Begin

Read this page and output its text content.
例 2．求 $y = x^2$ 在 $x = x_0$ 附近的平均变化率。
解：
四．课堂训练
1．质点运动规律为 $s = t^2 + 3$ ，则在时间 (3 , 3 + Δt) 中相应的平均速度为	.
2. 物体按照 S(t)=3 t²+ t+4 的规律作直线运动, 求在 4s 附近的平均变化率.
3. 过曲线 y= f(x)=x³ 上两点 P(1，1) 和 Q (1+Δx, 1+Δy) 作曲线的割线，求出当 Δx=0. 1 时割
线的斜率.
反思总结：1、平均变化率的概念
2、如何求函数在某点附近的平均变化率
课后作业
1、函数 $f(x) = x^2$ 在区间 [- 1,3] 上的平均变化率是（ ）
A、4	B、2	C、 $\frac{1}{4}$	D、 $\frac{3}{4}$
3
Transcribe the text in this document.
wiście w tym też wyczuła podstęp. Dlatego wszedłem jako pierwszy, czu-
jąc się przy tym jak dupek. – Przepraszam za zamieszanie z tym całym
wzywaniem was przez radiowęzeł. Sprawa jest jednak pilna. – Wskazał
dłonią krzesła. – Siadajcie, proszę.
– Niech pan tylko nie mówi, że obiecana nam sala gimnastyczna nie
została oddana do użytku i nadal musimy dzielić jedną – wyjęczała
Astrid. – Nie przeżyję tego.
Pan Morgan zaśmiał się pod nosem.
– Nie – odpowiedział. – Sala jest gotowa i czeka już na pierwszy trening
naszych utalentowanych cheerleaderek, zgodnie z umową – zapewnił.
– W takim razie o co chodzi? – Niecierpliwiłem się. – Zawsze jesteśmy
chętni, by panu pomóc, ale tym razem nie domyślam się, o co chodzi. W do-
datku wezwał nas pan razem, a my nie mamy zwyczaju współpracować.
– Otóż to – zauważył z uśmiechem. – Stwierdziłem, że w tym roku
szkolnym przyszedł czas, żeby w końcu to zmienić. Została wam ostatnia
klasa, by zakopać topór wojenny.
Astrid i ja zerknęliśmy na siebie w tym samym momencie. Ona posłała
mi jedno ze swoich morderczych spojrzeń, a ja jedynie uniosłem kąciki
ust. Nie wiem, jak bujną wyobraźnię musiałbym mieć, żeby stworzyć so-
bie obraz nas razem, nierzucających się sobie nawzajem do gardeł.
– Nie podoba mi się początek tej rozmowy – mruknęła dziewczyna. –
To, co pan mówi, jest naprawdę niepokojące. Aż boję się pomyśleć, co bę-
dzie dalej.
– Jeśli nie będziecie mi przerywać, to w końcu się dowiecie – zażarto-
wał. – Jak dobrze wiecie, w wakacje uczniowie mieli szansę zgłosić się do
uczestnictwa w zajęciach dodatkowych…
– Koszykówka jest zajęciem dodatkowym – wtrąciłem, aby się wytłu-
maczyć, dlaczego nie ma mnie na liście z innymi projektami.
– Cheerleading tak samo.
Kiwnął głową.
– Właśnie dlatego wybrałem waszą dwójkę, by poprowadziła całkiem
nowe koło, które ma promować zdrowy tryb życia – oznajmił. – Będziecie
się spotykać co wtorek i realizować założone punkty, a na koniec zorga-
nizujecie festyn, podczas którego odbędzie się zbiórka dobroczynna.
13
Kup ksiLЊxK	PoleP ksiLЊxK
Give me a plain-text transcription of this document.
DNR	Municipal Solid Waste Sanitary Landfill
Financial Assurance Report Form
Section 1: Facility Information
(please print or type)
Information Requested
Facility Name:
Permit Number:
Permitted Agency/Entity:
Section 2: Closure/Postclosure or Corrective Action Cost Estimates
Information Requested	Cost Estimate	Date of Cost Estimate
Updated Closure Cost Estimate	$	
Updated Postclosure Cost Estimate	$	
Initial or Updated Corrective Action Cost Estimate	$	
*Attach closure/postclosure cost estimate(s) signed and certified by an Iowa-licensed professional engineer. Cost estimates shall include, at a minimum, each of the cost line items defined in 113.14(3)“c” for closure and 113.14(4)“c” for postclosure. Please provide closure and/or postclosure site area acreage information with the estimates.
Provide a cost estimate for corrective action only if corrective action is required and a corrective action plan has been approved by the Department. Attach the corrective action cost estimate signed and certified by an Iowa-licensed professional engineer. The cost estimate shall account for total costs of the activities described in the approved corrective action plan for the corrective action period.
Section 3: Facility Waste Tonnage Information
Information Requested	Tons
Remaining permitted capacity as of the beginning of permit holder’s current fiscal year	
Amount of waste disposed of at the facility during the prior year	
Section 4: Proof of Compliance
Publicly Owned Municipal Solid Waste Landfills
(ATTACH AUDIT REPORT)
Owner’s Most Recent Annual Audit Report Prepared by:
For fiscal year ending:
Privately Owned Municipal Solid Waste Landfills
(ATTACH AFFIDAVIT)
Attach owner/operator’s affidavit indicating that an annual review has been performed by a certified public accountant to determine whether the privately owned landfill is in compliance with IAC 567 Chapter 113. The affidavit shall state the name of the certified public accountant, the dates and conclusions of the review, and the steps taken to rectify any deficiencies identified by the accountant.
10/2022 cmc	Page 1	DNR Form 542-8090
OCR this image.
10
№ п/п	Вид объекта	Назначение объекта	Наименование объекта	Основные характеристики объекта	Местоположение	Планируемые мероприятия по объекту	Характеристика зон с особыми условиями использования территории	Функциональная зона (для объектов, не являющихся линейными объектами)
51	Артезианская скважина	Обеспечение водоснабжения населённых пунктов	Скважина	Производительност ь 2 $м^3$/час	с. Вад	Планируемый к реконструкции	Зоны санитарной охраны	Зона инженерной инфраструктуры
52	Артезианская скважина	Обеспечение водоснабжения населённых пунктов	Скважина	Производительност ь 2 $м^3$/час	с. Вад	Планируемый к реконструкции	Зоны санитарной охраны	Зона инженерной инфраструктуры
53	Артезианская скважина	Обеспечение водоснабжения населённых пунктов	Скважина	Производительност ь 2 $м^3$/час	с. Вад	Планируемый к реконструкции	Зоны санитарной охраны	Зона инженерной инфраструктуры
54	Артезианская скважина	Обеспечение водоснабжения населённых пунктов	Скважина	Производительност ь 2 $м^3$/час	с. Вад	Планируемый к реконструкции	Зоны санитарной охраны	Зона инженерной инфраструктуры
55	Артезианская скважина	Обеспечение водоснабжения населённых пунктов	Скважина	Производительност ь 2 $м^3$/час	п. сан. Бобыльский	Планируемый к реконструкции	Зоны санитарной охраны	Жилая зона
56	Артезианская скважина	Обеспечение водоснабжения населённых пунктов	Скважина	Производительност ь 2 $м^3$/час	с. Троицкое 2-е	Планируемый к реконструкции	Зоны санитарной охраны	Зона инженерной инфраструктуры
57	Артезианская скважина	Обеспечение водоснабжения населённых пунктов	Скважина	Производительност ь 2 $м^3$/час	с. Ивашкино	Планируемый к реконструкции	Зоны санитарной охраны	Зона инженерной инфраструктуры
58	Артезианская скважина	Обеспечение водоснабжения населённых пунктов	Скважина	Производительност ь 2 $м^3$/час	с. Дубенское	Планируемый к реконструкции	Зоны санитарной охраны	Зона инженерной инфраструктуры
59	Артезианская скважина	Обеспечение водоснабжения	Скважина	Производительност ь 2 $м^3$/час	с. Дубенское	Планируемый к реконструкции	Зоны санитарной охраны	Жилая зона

End

Each entry above is to be quoted exactly.

RESULT BELOW -
Read this page and output its text content.
例 2．求 $y = x^2$ 在 $x = x_0$ 附近的平均变化率。
解：
四．课堂训练
1．质点运动规律为 $s = t^2 + 3$ ，则在时间 (3 , 3 + Δt) 中相应的平均速度为	.
2. 物体按照 S(t)=3 t²+ t+4 的规律作直线运动, 求在 4s 附近的平均变化率.
3. 过曲线 y= f(x)=x³ 上两点 P(1，1) 和 Q (1+Δx, 1+Δy) 作曲线的割线，求出当 Δx=0. 1 时割
线的斜率.
反思总结：1、平均变化率的概念
2、如何求函数在某点附近的平均变化率
课后作业
1、函数 $f(x) = x^2$ 在区间 [- 1,3] 上的平均变化率是（ ）
A、4	B、2	C、 $\frac{1}{4}$	D、 $\frac{3}{4}$
3
Transcribe the text in this document.
wiście w tym też wyczuła podstęp. Dlatego wszedłem jako pierwszy, czu-
jąc się przy tym jak dupek. – Przepraszam za zamieszanie z tym całym
wzywaniem was przez radiowęzeł. Sprawa jest jednak pilna. – Wskazał
dłonią krzesła. – Siadajcie, proszę.
– Niech pan tylko nie mówi, że obiecana nam sala gimnastyczna nie
została oddana do użytku i nadal musimy dzielić jedną – wyjęczała
Astrid. – Nie przeżyję tego.
Pan Morgan zaśmiał się pod nosem.
– Nie – odpowiedział. – Sala jest gotowa i czeka już na pierwszy trening
naszych utalentowanych cheerleaderek, zgodnie z umową – zapewnił.
– W takim razie o co chodzi? – Niecierpliwiłem się. – Zawsze jesteśmy
chętni, by panu pomóc, ale tym razem nie domyślam się, o co chodzi. W do-
datku wezwał nas pan razem, a my nie mamy zwyczaju współpracować.
– Otóż to – zauważył z uśmiechem. – Stwierdziłem, że w tym roku
szkolnym przyszedł czas, żeby w końcu to zmienić. Została wam ostatnia
klasa, by zakopać topór wojenny.
Astrid i ja zerknęliśmy na siebie w tym samym momencie. Ona posłała
mi jedno ze swoich morderczych spojrzeń, a ja jedynie uniosłem kąciki
ust. Nie wiem, jak bujną wyobraźnię musiałbym mieć, żeby stworzyć so-
bie obraz nas razem, nierzucających się sobie nawzajem do gardeł.
– Nie podoba mi się początek tej rozmowy – mruknęła dziewczyna. –
To, co pan mówi, jest naprawdę niepokojące. Aż boję się pomyśleć, co bę-
dzie dalej.
– Jeśli nie będziecie mi przerywać, to w końcu się dowiecie – zażarto-
wał. – Jak dobrze wiecie, w wakacje uczniowie mieli szansę zgłosić się do
uczestnictwa w zajęciach dodatkowych…
– Koszykówka jest zajęciem dodatkowym – wtrąciłem, aby się wytłu-
maczyć, dlaczego nie ma mnie na liście z innymi projektami.
– Cheerleading tak samo.
Kiwnął głową.
– Właśnie dlatego wybrałem waszą dwójkę, by poprowadziła całkiem
nowe koło, które ma promować zdrowy tryb życia – oznajmił. – Będziecie
się spotykać co wtorek i realizować założone punkty, a na koniec zorga-
nizujecie festyn, podczas którego odbędzie się zbiórka dobroczynna.
13
Kup ksiLЊxK	PoleP ksiLЊxK
Give me a plain-text transcription of this document.
DNR	Municipal Solid Waste Sanitary Landfill
Financial Assurance Report Form
Section 1: Facility Information
(please print or type)
Information Requested
Facility Name:
Permit Number:
Permitted Agency/Entity:
Section 2: Closure/Postclosure or Corrective Action Cost Estimates
Information Requested	Cost Estimate	Date of Cost Estimate
Updated Closure Cost Estimate	$	
Updated Postclosure Cost Estimate	$	
Initial or Updated Corrective Action Cost Estimate	$	
*Attach closure/postclosure cost estimate(s) signed and certified by an Iowa-licensed professional engineer. Cost estimates shall include, at a minimum, each of the cost line items defined in 113.14(3)“c” for closure and 113.14(4)“c” for postclosure. Please provide closure and/or postclosure site area acreage information with the estimates.
Provide a cost estimate for corrective action only if corrective action is required and a corrective action plan has been approved by the Department. Attach the corrective action cost estimate signed and certified by an Iowa-licensed professional engineer. The cost estimate shall account for total costs of the activities described in the approved corrective action plan for the corrective action period.
Section 3: Facility Waste Tonnage Information
Information Requested	Tons
Remaining permitted capacity as of the beginning of permit holder’s current fiscal year	
Amount of waste disposed of at the facility during the prior year	
Section 4: Proof of Compliance
Publicly Owned Municipal Solid Waste Landfills
(ATTACH AUDIT REPORT)
Owner’s Most Recent Annual Audit Report Prepared by:
For fiscal year ending:
Privately Owned Municipal Solid Waste Landfills
(ATTACH AFFIDAVIT)
Attach owner/operator’s affidavit indicating that an annual review has been performed by a certified public accountant to determine whether the privately owned landfill is in compliance with IAC 567 Chapter 113. The affidavit shall state the name of the certified public accountant, the dates and conclusions of the review, and the steps taken to rectify any deficiencies identified by the accountant.
10/2022 cmc	Page 1	DNR Form 542-8090
OCR this image.
10
№ п/п	Вид объекта	Назначение объекта	Наименование объекта	Основные характеристики объекта	Местоположение	Планируемые мероприятия по объекту	Характеристика зон с особыми условиями использования территории	Функциональная зона (для объектов, не являющихся линейными объектами)
51	Артезианская скважина	Обеспечение водоснабжения населённых пунктов	Скважина	Производительност ь 2 $м^3$/час	с. Вад	Планируемый к реконструкции	Зоны санитарной охраны	Зона инженерной инфраструктуры
52	Артезианская скважина	Обеспечение водоснабжения населённых пунктов	Скважина	Производительност ь 2 $м^3$/час	с. Вад	Планируемый к реконструкции	Зоны санитарной охраны	Зона инженерной инфраструктуры
53	Артезианская скважина	Обеспечение водоснабжения населённых пунктов	Скважина	Производительност ь 2 $м^3$/час	с. Вад	Планируемый к реконструкции	Зоны санитарной охраны	Зона инженерной инфраструктуры
54	Артезианская скважина	Обеспечение водоснабжения населённых пунктов	Скважина	Производительност ь 2 $м^3$/час	с. Вад	Планируемый к реконструкции	Зоны санитарной охраны	Зона инженерной инфраструктуры
55	Артезианская скважина	Обеспечение водоснабжения населённых пунктов	Скважина	Производительност ь 2 $м^3$/час	п. сан. Бобыльский	Планируемый к реконструкции	Зоны санитарной охраны	Жилая зона
56	Артезианская скважина	Обеспечение водоснабжения населённых пунктов	Скважина	Производительност ь 2 $м^3$/час	с. Троицкое 2-е	Планируемый к реконструкции	Зоны санитарной охраны	Зона инженерной инфраструктуры
57	Артезианская скважина	Обеспечение водоснабжения населённых пунктов	Скважина	Производительност ь 2 $м^3$/час	с. Ивашкино	Планируемый к реконструкции	Зоны санитарной охраны	Зона инженерной инфраструктуры
58	Артезианская скважина	Обеспечение водоснабжения населённых пунктов	Скважина	Производительност ь 2 $м^3$/час	с. Дубенское	Планируемый к реконструкции	Зоны санитарной охраны	Зона инженерной инфраструктуры
59	Артезианская скважина	Обеспечение водоснабжения	Скважина	Производительност ь 2 $м^3$/час	с. Дубенское	Планируемый к реконструкции	Зоны санитарной охраны	Жилая зона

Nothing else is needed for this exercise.